> **TASK BRIEF**
For the data below, work out how many lines contain the word "this" and supply only that number.

> **DATA LINES**
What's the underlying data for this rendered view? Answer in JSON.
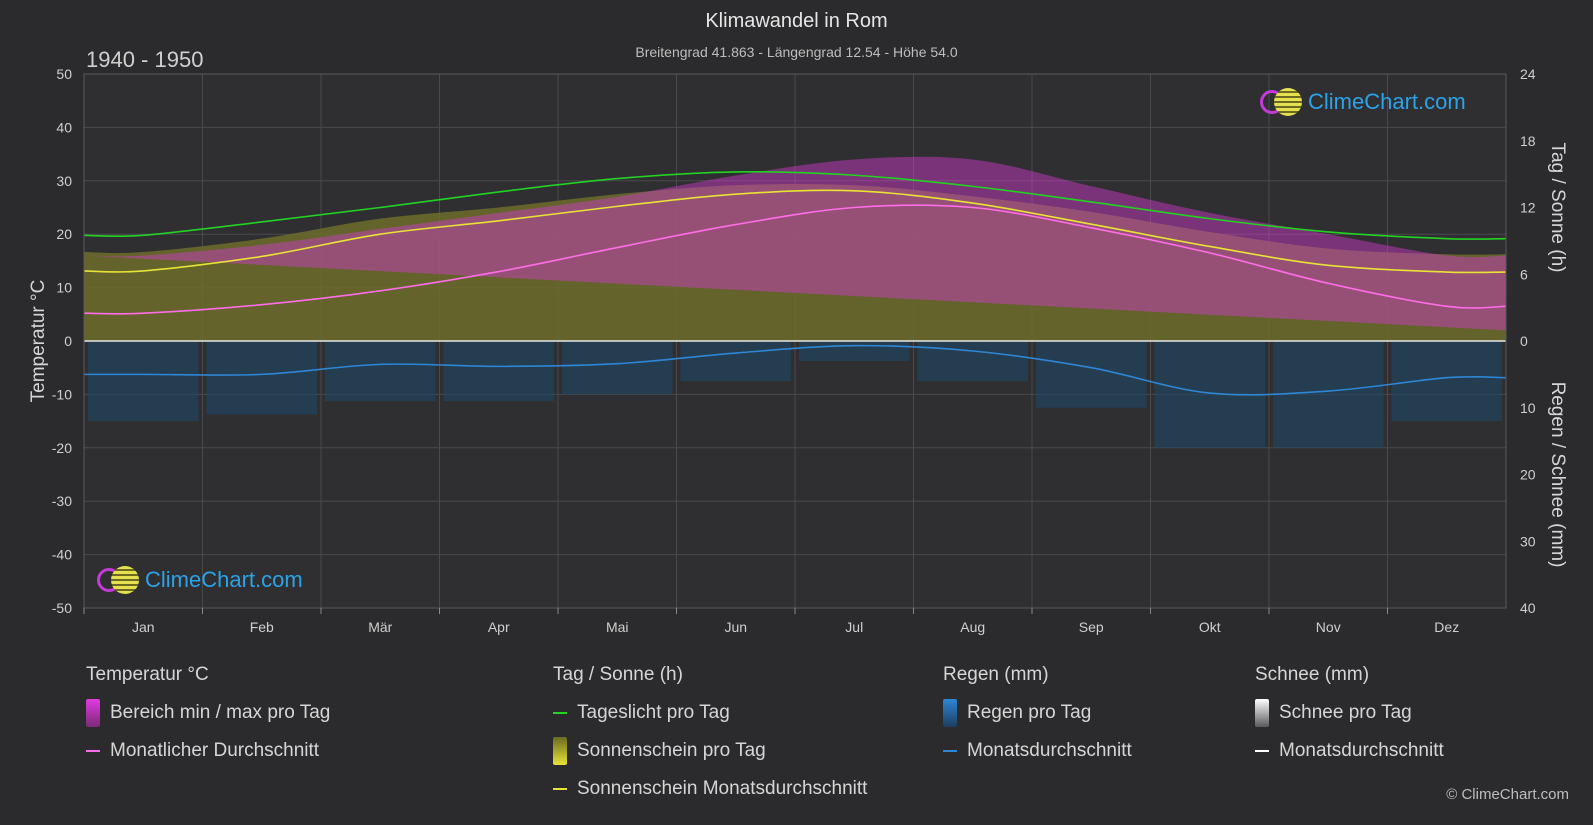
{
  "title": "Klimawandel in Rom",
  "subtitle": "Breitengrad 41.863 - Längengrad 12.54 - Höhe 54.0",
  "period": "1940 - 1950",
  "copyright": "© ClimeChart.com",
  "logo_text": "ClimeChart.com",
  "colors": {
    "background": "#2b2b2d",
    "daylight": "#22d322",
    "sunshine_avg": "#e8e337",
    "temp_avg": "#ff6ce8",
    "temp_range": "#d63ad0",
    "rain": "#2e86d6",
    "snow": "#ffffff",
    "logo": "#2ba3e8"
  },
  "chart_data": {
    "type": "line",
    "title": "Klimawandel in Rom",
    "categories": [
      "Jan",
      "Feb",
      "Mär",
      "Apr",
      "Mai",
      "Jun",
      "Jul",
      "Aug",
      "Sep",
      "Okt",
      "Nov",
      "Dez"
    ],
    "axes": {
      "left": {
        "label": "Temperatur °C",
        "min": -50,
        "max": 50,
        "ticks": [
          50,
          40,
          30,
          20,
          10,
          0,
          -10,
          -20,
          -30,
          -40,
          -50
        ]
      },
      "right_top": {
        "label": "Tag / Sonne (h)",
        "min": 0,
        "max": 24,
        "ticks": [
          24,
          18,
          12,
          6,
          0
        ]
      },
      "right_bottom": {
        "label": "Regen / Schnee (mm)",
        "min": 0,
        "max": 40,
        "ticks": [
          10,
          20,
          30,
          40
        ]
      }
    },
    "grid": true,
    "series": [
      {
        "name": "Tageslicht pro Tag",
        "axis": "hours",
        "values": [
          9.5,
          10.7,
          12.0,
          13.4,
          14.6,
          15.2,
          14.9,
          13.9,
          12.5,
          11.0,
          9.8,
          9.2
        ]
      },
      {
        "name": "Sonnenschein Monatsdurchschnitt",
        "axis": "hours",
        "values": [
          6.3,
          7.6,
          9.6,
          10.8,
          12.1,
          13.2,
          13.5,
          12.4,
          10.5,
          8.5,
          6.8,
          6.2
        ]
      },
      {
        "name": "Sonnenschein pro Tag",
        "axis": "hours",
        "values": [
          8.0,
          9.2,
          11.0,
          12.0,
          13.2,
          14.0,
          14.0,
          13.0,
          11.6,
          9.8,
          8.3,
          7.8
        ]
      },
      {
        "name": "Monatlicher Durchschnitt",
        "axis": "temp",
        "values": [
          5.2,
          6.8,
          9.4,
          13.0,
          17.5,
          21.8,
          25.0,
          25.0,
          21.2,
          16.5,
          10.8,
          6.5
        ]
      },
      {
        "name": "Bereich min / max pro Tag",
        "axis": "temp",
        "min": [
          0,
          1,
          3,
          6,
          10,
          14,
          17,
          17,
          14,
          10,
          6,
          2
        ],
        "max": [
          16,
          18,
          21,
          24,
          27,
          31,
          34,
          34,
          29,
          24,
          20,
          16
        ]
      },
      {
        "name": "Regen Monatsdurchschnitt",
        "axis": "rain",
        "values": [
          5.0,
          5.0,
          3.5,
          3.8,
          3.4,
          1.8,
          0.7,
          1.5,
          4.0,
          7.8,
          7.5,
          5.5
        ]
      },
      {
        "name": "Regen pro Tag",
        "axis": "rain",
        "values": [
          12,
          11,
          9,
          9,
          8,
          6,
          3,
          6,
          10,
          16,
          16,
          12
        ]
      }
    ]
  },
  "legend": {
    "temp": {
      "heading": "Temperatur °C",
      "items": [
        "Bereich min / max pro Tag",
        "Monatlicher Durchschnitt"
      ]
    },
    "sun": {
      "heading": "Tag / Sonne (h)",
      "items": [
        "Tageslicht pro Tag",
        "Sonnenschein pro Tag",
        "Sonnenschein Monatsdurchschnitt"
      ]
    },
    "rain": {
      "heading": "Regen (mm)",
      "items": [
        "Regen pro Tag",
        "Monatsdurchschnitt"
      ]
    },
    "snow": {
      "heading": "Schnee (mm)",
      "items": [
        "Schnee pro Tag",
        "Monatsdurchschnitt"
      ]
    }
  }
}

--

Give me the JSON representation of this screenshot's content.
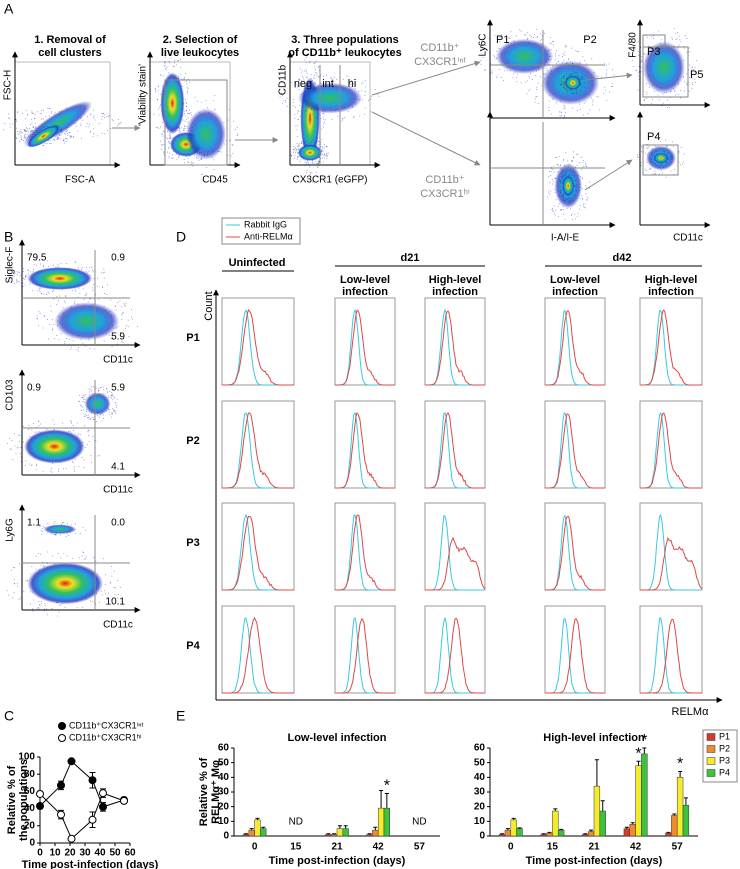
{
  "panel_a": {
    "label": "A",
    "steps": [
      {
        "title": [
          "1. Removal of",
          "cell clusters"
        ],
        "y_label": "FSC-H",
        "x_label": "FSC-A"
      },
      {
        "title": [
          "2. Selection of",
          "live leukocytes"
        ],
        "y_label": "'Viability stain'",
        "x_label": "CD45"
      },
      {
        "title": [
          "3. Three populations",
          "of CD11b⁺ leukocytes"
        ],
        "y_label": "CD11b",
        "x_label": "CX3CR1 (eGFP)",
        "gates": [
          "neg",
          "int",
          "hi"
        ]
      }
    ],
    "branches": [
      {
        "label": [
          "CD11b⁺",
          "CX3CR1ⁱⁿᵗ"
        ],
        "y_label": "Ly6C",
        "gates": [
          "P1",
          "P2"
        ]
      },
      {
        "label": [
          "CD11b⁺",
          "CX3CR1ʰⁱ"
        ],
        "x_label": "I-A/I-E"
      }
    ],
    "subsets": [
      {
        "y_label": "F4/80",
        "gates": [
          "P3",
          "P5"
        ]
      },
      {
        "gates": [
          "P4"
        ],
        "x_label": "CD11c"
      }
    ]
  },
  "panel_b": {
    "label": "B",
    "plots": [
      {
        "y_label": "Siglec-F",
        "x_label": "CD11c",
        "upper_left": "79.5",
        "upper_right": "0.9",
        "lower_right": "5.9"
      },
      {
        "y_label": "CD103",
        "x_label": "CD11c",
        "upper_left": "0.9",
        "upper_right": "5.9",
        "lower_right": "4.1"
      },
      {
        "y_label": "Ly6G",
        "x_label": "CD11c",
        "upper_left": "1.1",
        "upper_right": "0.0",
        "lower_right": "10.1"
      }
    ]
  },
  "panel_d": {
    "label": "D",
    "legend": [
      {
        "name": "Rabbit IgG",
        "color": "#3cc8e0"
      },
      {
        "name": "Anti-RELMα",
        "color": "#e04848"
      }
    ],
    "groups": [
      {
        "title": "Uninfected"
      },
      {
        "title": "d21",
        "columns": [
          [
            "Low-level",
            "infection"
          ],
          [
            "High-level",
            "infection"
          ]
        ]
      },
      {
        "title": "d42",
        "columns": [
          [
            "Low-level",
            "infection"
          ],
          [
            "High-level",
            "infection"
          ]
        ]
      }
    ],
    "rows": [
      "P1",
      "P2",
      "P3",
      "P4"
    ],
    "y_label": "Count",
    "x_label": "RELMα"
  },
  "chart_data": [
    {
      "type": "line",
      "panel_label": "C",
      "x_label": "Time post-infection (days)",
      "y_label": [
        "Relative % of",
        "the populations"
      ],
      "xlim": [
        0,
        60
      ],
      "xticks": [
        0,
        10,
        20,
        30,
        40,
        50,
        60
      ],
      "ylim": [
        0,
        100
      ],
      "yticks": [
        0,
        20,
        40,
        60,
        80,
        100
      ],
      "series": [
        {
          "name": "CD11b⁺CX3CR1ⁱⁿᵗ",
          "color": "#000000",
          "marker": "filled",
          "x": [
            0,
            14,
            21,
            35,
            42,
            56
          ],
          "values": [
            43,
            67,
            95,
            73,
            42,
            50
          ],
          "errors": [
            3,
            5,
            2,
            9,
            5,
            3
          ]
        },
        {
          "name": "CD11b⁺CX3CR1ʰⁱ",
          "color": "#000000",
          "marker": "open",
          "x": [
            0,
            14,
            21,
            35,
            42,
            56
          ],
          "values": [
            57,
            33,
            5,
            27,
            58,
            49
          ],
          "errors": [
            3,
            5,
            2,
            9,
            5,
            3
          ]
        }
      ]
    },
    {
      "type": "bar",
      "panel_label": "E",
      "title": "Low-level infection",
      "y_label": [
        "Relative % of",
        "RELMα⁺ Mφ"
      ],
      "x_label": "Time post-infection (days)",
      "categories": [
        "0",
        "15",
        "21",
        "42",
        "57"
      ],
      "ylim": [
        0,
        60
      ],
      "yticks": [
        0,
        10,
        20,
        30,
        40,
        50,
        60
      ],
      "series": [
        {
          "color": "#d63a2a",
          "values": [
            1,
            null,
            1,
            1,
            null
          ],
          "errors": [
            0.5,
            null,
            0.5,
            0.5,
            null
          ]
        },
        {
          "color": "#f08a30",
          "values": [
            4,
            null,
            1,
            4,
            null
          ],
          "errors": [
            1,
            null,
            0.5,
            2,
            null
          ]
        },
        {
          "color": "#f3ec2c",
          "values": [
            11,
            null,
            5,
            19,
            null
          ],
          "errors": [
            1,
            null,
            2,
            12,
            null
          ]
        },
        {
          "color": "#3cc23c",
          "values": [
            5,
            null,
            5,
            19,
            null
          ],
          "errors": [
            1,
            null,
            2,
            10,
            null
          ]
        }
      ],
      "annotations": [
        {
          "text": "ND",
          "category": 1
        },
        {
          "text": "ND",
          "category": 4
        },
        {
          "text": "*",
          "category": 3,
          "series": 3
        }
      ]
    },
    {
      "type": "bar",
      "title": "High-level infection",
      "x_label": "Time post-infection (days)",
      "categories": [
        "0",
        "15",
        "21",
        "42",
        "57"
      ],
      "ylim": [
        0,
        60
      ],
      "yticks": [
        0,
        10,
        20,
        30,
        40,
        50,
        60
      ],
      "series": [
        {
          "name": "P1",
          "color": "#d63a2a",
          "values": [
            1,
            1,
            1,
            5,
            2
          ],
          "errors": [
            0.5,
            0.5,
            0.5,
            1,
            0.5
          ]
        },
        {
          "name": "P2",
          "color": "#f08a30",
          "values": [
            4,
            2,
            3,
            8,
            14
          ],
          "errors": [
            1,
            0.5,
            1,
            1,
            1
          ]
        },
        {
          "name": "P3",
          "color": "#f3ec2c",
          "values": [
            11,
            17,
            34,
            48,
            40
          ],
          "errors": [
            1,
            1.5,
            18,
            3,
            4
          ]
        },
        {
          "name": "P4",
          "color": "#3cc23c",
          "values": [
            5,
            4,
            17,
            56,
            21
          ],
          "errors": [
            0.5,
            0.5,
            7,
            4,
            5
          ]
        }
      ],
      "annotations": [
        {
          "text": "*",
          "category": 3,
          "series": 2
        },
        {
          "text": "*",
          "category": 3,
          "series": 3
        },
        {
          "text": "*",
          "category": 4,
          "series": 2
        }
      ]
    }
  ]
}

---

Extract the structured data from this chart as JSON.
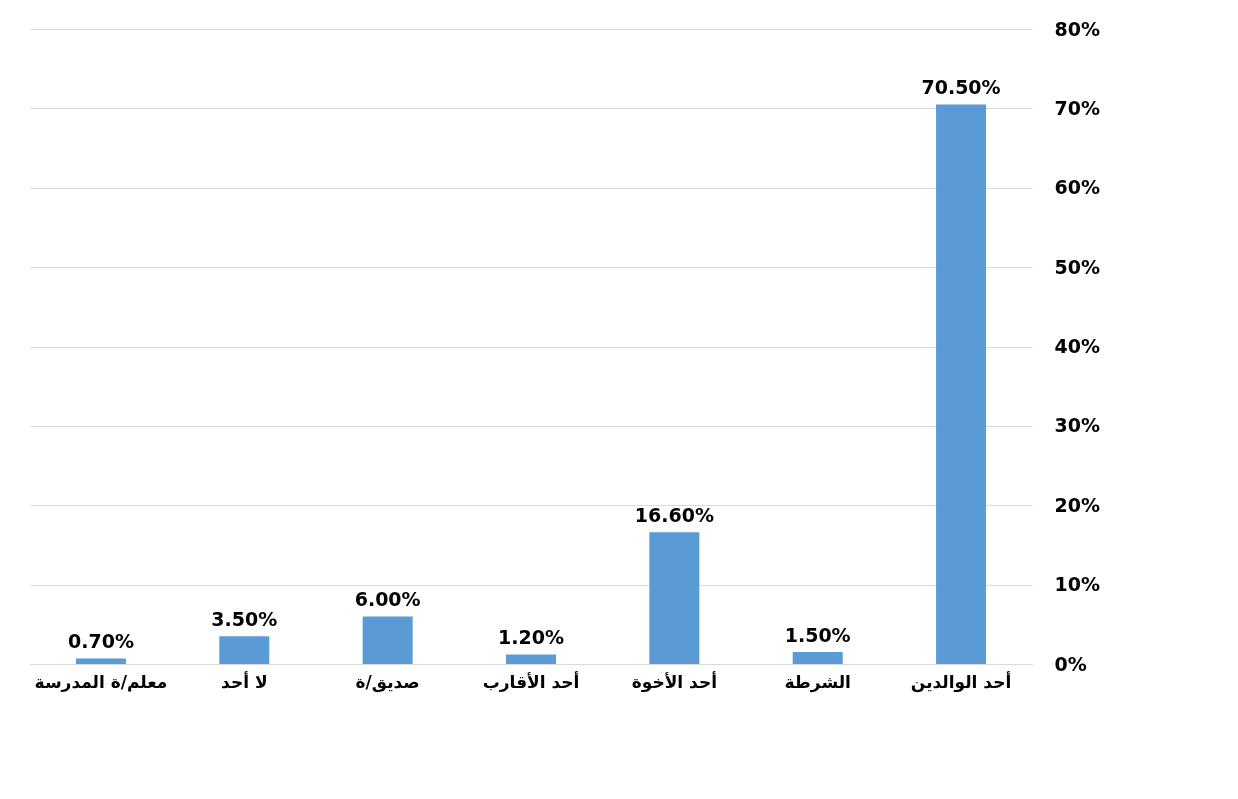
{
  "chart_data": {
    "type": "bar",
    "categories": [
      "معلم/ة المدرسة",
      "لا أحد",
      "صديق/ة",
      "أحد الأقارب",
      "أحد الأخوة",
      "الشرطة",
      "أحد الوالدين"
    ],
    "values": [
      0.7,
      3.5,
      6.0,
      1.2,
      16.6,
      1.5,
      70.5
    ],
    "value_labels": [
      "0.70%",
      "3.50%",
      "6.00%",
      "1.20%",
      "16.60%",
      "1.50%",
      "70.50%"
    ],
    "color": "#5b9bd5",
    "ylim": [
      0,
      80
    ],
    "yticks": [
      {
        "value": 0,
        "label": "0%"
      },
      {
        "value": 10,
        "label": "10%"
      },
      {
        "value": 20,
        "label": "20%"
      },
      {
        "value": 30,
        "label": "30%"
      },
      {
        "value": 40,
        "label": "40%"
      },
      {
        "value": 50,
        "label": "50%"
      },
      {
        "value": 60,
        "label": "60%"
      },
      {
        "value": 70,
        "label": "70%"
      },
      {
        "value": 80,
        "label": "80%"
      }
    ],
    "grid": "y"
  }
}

> **ANSWER TO THE EXERCISE**
3